* WORK REQUIRED *
State the number of lines that hold the string "Drag", with nothing added.

* PROVIDED RECORDS *

<<<<

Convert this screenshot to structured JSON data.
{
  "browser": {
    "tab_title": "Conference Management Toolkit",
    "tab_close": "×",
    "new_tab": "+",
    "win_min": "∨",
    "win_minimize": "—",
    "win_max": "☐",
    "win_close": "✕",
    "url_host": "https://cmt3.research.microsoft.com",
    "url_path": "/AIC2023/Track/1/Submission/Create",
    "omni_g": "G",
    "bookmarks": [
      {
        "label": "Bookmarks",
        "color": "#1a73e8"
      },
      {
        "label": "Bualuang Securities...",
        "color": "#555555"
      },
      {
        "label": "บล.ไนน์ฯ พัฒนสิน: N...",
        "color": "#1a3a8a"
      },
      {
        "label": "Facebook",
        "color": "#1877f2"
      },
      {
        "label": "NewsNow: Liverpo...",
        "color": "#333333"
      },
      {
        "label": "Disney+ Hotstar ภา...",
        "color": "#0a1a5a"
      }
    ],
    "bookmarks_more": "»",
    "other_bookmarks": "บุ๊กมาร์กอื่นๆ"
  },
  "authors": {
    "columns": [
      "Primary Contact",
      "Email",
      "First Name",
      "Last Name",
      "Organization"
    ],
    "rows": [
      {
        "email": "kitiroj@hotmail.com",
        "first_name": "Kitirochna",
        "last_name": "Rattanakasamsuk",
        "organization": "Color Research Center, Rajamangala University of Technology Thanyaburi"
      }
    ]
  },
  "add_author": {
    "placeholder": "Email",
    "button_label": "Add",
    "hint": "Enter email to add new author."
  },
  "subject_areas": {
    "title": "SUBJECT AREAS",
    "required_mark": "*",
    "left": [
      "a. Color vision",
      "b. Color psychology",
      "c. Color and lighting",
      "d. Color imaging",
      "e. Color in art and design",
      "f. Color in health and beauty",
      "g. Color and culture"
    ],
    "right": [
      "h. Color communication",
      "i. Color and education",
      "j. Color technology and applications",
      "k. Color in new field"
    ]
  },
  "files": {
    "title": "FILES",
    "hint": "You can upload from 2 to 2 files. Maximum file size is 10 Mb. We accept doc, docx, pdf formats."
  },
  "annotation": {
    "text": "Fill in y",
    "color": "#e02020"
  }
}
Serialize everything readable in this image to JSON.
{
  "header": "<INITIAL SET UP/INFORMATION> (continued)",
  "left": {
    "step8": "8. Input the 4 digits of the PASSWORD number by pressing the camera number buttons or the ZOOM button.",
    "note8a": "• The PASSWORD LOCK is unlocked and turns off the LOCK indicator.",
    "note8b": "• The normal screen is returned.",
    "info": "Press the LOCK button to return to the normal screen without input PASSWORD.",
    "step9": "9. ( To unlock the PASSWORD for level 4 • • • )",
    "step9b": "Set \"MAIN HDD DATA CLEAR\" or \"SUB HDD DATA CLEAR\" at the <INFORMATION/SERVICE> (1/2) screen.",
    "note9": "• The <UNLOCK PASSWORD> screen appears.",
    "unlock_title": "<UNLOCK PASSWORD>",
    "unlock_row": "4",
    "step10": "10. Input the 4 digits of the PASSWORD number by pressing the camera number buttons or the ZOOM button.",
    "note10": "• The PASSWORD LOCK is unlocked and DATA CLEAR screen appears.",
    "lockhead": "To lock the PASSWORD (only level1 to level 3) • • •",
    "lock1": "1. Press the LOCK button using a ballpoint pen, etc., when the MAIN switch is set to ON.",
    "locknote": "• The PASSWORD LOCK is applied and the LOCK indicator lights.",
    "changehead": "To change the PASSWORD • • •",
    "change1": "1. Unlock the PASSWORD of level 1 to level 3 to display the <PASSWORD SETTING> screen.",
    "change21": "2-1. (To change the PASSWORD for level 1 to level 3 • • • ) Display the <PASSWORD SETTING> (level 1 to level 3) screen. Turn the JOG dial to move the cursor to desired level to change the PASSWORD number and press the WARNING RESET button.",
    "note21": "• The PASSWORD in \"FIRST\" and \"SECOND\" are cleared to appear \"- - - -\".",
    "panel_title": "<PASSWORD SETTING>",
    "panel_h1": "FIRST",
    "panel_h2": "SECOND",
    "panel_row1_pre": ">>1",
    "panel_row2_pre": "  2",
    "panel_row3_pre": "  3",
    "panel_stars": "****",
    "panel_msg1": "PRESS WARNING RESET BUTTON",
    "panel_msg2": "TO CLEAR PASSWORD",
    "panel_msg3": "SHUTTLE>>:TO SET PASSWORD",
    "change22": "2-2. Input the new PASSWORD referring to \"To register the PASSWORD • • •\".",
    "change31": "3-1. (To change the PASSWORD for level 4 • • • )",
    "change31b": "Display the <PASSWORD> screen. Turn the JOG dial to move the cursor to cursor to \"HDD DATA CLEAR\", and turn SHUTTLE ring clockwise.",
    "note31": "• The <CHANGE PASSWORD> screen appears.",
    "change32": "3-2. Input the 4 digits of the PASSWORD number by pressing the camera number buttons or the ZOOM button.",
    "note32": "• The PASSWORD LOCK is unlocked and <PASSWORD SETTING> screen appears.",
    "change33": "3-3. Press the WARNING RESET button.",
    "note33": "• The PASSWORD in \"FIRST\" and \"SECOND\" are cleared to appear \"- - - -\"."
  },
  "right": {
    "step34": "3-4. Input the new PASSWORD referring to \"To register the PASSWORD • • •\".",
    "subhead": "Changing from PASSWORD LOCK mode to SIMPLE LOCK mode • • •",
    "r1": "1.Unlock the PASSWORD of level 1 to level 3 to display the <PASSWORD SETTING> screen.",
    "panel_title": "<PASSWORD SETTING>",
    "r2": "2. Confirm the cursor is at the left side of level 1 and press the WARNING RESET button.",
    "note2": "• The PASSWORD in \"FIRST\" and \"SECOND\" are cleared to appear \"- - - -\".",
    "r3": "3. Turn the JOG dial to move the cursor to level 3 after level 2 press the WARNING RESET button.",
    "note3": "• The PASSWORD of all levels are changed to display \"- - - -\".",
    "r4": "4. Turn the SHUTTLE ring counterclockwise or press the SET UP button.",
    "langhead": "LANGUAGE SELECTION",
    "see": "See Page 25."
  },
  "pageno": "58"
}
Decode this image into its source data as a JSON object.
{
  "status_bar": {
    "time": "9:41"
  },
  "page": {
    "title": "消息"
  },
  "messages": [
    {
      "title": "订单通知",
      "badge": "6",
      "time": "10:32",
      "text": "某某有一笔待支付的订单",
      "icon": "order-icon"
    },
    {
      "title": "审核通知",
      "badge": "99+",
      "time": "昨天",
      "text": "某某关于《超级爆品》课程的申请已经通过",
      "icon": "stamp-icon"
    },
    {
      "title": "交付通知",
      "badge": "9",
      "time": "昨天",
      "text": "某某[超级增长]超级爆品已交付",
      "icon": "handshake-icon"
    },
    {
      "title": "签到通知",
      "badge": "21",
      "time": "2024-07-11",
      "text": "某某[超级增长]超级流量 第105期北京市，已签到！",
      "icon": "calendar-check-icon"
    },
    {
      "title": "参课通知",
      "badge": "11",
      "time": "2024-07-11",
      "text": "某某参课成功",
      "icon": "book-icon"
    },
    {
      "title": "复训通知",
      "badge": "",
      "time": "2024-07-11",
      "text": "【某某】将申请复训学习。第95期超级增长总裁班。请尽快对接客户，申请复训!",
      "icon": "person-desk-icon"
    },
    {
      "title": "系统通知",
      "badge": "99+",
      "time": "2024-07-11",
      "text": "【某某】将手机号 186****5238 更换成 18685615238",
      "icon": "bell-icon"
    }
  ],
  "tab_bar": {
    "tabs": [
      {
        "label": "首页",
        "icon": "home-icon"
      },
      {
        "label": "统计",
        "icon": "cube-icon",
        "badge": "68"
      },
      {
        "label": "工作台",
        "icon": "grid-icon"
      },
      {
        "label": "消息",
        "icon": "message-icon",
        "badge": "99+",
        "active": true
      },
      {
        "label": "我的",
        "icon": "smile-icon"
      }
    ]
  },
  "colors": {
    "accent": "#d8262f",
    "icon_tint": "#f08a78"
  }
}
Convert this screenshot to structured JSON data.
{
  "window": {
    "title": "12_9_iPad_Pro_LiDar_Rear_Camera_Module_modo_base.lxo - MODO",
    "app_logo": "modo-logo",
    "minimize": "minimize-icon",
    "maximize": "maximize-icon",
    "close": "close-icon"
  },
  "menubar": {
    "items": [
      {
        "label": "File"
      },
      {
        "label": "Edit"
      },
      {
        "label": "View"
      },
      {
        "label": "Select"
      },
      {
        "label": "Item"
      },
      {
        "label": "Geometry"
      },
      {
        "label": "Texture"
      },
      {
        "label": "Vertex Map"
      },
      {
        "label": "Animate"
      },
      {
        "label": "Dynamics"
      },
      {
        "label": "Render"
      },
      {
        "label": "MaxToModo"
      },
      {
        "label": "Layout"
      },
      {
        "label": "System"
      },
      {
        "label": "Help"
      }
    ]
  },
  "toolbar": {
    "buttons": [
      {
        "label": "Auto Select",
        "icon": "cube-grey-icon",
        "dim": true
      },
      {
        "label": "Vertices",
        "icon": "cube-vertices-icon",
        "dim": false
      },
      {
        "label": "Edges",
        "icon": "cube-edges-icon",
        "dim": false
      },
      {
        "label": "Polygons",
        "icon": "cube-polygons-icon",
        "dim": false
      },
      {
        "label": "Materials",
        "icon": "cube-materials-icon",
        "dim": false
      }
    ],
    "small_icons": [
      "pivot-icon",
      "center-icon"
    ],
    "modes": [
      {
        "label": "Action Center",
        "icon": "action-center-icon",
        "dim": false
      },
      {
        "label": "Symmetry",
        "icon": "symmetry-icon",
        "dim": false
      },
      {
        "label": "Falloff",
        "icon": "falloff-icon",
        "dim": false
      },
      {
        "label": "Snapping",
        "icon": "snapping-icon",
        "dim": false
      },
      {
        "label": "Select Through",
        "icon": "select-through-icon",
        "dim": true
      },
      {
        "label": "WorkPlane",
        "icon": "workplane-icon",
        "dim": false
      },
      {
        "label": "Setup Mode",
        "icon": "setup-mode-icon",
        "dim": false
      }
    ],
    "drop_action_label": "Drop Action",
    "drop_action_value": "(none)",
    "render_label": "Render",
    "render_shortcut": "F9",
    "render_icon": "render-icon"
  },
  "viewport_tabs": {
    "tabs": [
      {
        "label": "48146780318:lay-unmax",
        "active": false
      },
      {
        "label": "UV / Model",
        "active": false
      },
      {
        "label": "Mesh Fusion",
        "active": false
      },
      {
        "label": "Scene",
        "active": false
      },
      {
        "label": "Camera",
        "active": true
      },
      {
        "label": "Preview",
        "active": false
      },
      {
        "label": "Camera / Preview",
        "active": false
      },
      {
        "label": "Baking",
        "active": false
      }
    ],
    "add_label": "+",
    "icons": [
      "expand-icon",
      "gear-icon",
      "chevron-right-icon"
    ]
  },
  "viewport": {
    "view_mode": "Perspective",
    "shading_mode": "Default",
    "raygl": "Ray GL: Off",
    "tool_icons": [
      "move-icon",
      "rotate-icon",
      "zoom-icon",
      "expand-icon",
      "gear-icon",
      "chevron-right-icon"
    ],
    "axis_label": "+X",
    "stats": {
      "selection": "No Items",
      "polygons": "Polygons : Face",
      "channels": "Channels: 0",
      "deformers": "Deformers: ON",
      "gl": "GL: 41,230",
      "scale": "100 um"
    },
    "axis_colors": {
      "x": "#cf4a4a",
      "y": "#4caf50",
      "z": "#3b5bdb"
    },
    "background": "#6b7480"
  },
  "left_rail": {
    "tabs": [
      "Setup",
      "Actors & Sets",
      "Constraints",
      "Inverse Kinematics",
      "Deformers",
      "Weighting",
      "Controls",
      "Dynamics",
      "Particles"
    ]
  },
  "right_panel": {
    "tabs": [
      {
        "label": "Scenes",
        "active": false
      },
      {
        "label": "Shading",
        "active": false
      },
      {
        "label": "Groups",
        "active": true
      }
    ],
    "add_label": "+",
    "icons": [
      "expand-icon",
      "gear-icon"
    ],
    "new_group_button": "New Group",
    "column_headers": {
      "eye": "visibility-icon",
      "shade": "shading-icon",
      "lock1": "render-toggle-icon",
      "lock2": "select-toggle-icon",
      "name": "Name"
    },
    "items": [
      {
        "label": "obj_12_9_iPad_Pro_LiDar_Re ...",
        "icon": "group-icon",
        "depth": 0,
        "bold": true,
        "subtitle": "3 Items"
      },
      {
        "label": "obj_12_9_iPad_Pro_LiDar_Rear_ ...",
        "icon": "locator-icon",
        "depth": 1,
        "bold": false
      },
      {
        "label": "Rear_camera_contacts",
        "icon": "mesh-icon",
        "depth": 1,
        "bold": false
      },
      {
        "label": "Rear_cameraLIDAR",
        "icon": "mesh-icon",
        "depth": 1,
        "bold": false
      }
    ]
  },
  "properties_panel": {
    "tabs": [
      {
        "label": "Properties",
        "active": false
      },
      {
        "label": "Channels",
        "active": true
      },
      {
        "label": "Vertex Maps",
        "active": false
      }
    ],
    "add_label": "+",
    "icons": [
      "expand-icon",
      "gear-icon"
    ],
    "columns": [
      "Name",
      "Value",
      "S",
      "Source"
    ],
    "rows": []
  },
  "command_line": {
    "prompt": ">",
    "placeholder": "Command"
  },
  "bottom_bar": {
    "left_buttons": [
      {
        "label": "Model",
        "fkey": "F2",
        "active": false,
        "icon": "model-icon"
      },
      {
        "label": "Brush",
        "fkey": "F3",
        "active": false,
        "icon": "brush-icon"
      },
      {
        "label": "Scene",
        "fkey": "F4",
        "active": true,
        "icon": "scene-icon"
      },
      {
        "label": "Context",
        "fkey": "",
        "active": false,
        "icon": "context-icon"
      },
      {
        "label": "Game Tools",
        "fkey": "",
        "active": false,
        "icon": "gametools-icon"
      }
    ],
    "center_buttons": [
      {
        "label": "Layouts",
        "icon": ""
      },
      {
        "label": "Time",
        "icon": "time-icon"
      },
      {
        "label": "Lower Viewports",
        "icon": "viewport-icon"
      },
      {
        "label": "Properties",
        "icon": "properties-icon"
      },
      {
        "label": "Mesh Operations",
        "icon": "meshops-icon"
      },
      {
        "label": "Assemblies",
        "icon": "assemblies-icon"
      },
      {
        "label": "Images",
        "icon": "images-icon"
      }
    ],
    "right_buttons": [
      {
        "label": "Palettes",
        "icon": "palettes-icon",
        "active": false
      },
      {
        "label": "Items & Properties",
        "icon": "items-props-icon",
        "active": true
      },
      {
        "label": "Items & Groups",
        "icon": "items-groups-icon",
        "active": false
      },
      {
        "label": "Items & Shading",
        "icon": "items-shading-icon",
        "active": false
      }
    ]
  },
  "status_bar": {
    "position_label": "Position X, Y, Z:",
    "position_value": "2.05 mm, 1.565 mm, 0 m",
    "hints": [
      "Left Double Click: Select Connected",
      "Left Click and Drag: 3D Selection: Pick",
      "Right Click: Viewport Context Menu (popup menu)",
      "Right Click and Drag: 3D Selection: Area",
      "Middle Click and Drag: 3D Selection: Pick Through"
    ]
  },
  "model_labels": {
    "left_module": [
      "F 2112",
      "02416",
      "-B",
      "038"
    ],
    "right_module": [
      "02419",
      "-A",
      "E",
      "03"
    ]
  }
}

>>>>

* FULL SOLUTION *
3